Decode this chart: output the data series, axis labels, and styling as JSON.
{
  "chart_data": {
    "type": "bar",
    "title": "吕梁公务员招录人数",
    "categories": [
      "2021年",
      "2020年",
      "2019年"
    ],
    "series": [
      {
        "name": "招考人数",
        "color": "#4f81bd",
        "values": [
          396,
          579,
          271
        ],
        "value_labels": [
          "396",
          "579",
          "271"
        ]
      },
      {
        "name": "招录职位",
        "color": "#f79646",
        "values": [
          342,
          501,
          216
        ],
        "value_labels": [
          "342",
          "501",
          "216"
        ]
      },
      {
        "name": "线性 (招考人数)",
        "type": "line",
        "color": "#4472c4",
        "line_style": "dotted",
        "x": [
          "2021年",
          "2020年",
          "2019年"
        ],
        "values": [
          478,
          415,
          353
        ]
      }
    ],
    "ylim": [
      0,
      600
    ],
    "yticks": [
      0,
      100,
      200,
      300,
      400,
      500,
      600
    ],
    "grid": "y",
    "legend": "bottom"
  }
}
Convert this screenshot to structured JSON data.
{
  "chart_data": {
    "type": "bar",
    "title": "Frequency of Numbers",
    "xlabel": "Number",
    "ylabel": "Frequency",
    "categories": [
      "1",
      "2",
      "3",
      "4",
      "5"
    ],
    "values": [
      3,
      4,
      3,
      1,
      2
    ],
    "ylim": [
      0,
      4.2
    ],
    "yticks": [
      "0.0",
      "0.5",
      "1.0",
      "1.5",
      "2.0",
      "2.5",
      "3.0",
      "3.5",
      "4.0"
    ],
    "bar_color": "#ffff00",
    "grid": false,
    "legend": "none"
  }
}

GIVEN REQUEST -
Only the number is wanted: how many lines contain the string "series"?

EXERCISE OUTPUT -
2